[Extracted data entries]
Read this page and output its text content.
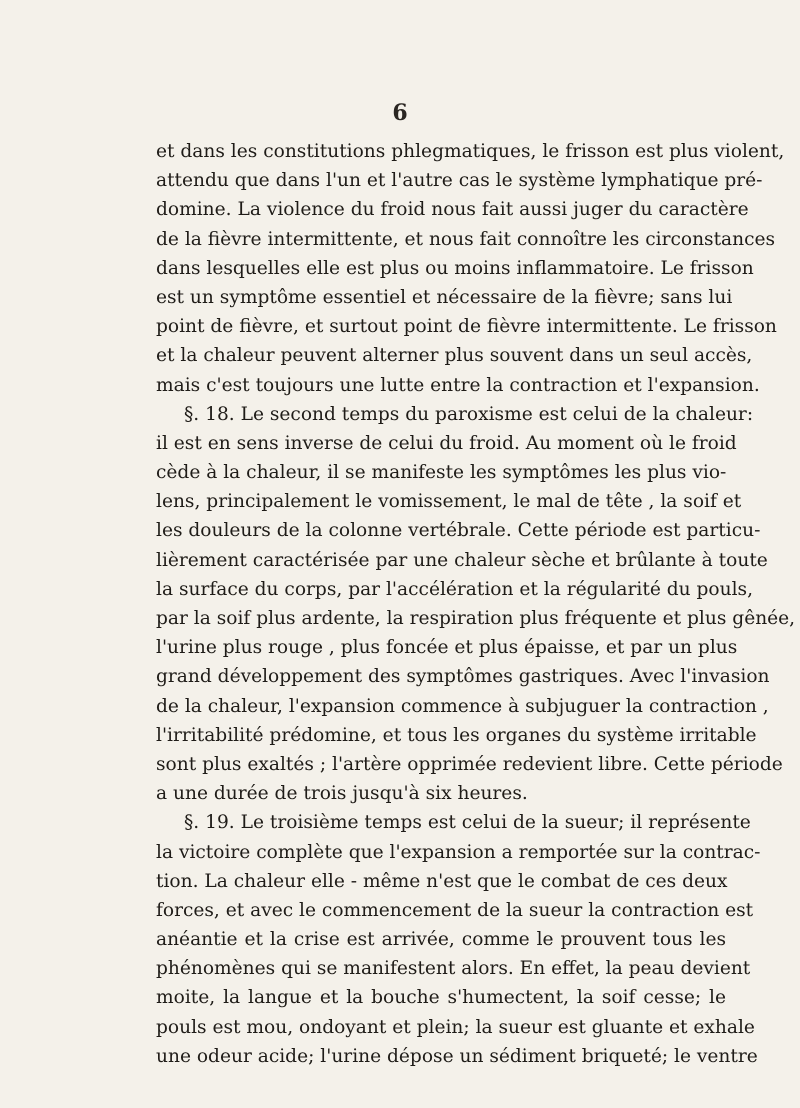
6
et dans les constitutions phlegmatiques, le frisson est plus violent,
attendu que dans l'un et l'autre cas le système lymphatique pré-
domine. La violence du froid nous fait aussi juger du caractère
de la fièvre intermittente, et nous fait connoître les circonstances
dans lesquelles elle est plus ou moins inflammatoire. Le frisson
est un symptôme essentiel et nécessaire de la fièvre; sans lui
point de fièvre, et surtout point de fièvre intermittente. Le frisson
et la chaleur peuvent alterner plus souvent dans un seul accès,
mais c'est toujours une lutte entre la contraction et l'expansion.
§. 18. Le second temps du paroxisme est celui de la chaleur:
il est en sens inverse de celui du froid. Au moment où le froid
cède à la chaleur, il se manifeste les symptômes les plus vio-
lens, principalement le vomissement, le mal de tête , la soif et
les douleurs de la colonne vertébrale. Cette période est particu-
lièrement caractérisée par une chaleur sèche et brûlante à toute
la surface du corps, par l'accélération et la régularité du pouls,
par la soif plus ardente, la respiration plus fréquente et plus gênée,
l'urine plus rouge , plus foncée et plus épaisse, et par un plus
grand développement des symptômes gastriques. Avec l'invasion
de la chaleur, l'expansion commence à subjuguer la contraction ,
l'irritabilité prédomine, et tous les organes du système irritable
sont plus exaltés ; l'artère opprimée redevient libre. Cette période
a une durée de trois jusqu'à six heures.
§. 19. Le troisième temps est celui de la sueur; il représente
la victoire complète que l'expansion a remportée sur la contrac-
tion. La chaleur elle - même n'est que le combat de ces deux
forces, et avec le commencement de la sueur la contraction est
anéantie et la crise est arrivée, comme le prouvent tous les
phénomènes qui se manifestent alors. En effet, la peau devient
moite, la langue et la bouche s'humectent, la soif cesse; le
pouls est mou, ondoyant et plein; la sueur est gluante et exhale
une odeur acide; l'urine dépose un sédiment briqueté; le ventre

### DESCRIPTION OF THE TASK
Without including any pictures, reproduce the listing exactly.

### RESPONSE BELOW
Read this page and output its text content.
6
et dans les constitutions phlegmatiques, le frisson est plus violent,
attendu que dans l'un et l'autre cas le système lymphatique pré-
domine. La violence du froid nous fait aussi juger du caractère
de la fièvre intermittente, et nous fait connoître les circonstances
dans lesquelles elle est plus ou moins inflammatoire. Le frisson
est un symptôme essentiel et nécessaire de la fièvre; sans lui
point de fièvre, et surtout point de fièvre intermittente. Le frisson
et la chaleur peuvent alterner plus souvent dans un seul accès,
mais c'est toujours une lutte entre la contraction et l'expansion.
§. 18. Le second temps du paroxisme est celui de la chaleur:
il est en sens inverse de celui du froid. Au moment où le froid
cède à la chaleur, il se manifeste les symptômes les plus vio-
lens, principalement le vomissement, le mal de tête , la soif et
les douleurs de la colonne vertébrale. Cette période est particu-
lièrement caractérisée par une chaleur sèche et brûlante à toute
la surface du corps, par l'accélération et la régularité du pouls,
par la soif plus ardente, la respiration plus fréquente et plus gênée,
l'urine plus rouge , plus foncée et plus épaisse, et par un plus
grand développement des symptômes gastriques. Avec l'invasion
de la chaleur, l'expansion commence à subjuguer la contraction ,
l'irritabilité prédomine, et tous les organes du système irritable
sont plus exaltés ; l'artère opprimée redevient libre. Cette période
a une durée de trois jusqu'à six heures.
§. 19. Le troisième temps est celui de la sueur; il représente
la victoire complète que l'expansion a remportée sur la contrac-
tion. La chaleur elle - même n'est que le combat de ces deux
forces, et avec le commencement de la sueur la contraction est
anéantie et la crise est arrivée, comme le prouvent tous les
phénomènes qui se manifestent alors. En effet, la peau devient
moite, la langue et la bouche s'humectent, la soif cesse; le
pouls est mou, ondoyant et plein; la sueur est gluante et exhale
une odeur acide; l'urine dépose un sédiment briqueté; le ventre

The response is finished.